Exercise objective ▸ Report every line in the listing below where the string "brand" shows up.

━━━━━━━━━━━━━━━━━━━━━━━━━━━━━━

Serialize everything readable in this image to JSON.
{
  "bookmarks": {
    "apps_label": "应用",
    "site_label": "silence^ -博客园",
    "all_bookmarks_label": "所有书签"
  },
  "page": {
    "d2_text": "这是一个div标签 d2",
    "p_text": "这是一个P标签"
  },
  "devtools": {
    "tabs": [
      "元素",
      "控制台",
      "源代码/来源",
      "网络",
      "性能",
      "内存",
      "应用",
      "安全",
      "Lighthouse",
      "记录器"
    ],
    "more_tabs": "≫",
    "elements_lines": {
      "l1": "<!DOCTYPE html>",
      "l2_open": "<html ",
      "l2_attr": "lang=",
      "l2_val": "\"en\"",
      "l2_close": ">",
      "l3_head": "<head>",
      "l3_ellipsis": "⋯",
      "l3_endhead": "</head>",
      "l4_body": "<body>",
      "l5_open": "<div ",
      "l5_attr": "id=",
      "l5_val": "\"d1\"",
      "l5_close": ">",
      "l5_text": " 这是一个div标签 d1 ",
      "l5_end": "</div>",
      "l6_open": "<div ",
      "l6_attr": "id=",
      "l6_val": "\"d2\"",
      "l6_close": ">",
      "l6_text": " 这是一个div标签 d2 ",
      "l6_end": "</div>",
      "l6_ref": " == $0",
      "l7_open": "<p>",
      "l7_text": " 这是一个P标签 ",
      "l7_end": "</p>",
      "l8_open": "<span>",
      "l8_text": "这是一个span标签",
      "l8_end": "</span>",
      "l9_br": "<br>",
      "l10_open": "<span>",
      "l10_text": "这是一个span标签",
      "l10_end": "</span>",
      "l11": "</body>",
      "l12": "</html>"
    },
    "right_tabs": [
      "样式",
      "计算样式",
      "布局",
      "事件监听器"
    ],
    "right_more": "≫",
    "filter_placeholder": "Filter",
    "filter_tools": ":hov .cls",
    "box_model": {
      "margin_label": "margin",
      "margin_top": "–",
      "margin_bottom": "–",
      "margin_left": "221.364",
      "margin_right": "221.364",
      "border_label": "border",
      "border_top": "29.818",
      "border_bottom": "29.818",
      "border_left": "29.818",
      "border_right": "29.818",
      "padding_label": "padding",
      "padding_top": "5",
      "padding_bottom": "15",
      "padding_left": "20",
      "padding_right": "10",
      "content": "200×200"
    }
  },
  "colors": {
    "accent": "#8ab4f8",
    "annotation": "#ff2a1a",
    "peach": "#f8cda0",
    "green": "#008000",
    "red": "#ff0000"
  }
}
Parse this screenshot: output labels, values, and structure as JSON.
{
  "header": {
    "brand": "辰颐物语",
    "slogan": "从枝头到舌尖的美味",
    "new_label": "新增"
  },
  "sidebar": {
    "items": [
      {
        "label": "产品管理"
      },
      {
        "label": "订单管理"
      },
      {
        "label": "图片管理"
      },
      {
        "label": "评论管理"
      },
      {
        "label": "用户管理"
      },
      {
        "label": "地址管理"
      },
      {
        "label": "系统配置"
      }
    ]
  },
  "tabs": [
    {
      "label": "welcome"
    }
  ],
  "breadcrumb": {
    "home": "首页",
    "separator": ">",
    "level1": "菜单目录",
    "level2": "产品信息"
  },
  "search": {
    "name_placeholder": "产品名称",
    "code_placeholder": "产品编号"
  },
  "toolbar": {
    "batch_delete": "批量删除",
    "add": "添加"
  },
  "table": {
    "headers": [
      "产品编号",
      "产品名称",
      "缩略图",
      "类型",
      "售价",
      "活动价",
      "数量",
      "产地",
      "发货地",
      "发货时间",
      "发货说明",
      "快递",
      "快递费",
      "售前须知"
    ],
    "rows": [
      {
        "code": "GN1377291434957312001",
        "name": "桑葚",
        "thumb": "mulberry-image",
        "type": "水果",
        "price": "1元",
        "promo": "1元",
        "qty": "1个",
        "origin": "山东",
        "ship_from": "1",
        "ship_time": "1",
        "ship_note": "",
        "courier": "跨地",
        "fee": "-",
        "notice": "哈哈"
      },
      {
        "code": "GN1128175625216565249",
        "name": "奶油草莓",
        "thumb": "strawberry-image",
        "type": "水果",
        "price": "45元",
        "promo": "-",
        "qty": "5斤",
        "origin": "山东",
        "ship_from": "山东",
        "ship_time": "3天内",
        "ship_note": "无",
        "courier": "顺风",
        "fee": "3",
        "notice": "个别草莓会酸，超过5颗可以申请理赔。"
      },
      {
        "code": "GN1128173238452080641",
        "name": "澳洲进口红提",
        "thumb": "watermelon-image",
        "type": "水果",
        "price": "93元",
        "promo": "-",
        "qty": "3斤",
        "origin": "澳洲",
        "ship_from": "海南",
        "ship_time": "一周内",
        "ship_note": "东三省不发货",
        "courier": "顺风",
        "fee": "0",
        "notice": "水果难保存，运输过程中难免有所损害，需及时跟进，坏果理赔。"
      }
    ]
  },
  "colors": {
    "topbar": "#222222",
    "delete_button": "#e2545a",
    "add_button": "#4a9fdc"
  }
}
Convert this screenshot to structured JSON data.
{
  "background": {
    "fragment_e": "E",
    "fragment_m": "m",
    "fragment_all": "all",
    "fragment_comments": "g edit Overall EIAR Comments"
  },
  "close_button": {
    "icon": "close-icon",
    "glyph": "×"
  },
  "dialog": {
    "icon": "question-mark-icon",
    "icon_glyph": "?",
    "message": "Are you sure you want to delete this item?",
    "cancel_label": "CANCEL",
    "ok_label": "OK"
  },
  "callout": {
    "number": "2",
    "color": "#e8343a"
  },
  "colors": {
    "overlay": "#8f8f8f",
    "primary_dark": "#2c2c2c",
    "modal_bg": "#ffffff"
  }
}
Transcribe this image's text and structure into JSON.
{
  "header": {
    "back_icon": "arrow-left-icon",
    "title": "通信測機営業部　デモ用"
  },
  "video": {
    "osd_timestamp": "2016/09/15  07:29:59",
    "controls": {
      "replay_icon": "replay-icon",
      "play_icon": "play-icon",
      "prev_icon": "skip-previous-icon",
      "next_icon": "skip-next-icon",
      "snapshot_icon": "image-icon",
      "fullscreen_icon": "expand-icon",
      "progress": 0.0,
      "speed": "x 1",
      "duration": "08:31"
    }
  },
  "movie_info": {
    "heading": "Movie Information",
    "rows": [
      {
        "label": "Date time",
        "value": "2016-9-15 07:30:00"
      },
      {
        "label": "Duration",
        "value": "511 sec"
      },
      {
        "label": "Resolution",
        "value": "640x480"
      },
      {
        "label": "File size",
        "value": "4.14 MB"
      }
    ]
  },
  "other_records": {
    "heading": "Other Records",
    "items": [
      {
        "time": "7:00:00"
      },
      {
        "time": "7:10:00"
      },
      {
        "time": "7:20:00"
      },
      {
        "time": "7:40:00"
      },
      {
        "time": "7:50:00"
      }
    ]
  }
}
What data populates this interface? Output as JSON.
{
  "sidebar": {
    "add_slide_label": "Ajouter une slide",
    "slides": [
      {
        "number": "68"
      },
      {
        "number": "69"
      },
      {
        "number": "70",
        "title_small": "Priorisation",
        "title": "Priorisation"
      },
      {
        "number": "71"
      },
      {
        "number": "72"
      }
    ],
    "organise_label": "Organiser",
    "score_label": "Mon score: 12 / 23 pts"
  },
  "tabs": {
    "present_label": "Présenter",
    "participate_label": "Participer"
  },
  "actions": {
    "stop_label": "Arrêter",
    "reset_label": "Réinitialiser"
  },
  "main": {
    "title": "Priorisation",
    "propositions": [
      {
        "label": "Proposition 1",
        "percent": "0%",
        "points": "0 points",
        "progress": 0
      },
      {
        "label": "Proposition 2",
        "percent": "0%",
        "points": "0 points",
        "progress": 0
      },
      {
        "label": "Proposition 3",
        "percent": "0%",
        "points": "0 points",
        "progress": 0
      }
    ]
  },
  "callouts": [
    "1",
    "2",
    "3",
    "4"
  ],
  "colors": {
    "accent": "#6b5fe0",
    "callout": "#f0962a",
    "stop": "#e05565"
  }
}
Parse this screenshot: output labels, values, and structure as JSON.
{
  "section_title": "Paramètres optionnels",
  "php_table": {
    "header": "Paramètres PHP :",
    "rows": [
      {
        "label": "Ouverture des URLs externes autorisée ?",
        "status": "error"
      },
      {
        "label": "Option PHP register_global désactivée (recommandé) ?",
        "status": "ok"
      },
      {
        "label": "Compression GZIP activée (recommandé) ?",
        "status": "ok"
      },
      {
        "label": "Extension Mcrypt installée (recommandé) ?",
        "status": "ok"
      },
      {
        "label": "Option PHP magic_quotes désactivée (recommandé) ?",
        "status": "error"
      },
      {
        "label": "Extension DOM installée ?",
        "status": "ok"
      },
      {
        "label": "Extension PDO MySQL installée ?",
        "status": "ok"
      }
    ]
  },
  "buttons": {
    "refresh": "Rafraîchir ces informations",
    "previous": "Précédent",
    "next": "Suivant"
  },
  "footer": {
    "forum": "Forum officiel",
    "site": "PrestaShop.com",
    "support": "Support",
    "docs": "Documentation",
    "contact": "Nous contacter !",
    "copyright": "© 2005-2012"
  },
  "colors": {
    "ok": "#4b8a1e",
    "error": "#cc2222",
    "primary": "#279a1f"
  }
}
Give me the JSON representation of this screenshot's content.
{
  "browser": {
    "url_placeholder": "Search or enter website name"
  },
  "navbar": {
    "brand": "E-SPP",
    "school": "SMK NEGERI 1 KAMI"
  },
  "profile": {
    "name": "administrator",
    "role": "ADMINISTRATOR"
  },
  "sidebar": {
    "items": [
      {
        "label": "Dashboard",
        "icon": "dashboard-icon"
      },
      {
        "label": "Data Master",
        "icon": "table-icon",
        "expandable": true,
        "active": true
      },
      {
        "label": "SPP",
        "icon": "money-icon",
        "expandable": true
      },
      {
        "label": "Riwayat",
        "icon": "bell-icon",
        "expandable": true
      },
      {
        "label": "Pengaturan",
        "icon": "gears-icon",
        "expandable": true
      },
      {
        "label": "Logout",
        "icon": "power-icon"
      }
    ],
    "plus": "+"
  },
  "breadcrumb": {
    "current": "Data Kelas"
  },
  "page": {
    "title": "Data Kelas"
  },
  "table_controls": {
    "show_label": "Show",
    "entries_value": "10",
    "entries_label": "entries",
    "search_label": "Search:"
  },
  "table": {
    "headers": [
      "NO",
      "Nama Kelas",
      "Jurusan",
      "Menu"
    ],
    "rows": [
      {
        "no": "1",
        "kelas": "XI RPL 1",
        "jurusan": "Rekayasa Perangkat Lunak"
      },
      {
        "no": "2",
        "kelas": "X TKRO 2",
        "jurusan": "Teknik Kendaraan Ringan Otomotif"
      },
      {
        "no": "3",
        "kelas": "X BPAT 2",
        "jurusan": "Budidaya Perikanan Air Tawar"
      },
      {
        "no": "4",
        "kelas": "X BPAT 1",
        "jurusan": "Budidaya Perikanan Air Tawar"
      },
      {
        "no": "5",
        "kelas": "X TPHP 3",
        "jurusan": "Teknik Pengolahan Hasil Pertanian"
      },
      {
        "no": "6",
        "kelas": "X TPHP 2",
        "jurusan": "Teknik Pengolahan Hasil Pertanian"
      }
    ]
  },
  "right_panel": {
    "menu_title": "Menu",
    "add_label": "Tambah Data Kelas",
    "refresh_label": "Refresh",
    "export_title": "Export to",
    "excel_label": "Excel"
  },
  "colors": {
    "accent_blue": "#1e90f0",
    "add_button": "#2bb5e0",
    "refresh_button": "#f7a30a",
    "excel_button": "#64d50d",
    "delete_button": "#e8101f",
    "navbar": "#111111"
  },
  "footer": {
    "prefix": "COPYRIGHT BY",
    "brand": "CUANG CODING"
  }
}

━━━━━━━━━━━━━━━━━━━━━━━━━━━━━━

Correct output ▸
    "brand": "辰颐物语",
    "brand": "E-SPP",
    "brand": "CUANG CODING"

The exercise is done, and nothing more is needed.